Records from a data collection
* * * *
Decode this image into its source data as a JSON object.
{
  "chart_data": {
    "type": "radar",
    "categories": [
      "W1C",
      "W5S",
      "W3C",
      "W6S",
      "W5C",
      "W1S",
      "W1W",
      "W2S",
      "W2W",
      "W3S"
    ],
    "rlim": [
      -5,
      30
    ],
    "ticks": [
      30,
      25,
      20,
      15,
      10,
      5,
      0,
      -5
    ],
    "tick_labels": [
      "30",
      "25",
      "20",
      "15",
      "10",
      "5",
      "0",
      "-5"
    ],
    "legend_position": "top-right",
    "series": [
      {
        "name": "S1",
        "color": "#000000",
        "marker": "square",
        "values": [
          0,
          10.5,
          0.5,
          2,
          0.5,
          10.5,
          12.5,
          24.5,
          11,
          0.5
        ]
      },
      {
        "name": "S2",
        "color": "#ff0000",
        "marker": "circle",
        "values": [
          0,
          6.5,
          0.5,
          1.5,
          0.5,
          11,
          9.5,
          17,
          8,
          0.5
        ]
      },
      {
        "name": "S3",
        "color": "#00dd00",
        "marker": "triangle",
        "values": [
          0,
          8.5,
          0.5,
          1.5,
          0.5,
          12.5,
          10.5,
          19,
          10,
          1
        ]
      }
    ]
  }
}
* * * *
> [Task prompt] Repeat the material in full, exactly as it stands.

> [Answer to this task]
Decode this image into its source data as a JSON object.
{
  "chart_data": {
    "type": "radar",
    "categories": [
      "W1C",
      "W5S",
      "W3C",
      "W6S",
      "W5C",
      "W1S",
      "W1W",
      "W2S",
      "W2W",
      "W3S"
    ],
    "rlim": [
      -5,
      30
    ],
    "ticks": [
      30,
      25,
      20,
      15,
      10,
      5,
      0,
      -5
    ],
    "tick_labels": [
      "30",
      "25",
      "20",
      "15",
      "10",
      "5",
      "0",
      "-5"
    ],
    "legend_position": "top-right",
    "series": [
      {
        "name": "S1",
        "color": "#000000",
        "marker": "square",
        "values": [
          0,
          10.5,
          0.5,
          2,
          0.5,
          10.5,
          12.5,
          24.5,
          11,
          0.5
        ]
      },
      {
        "name": "S2",
        "color": "#ff0000",
        "marker": "circle",
        "values": [
          0,
          6.5,
          0.5,
          1.5,
          0.5,
          11,
          9.5,
          17,
          8,
          0.5
        ]
      },
      {
        "name": "S3",
        "color": "#00dd00",
        "marker": "triangle",
        "values": [
          0,
          8.5,
          0.5,
          1.5,
          0.5,
          12.5,
          10.5,
          19,
          10,
          1
        ]
      }
    ]
  }
}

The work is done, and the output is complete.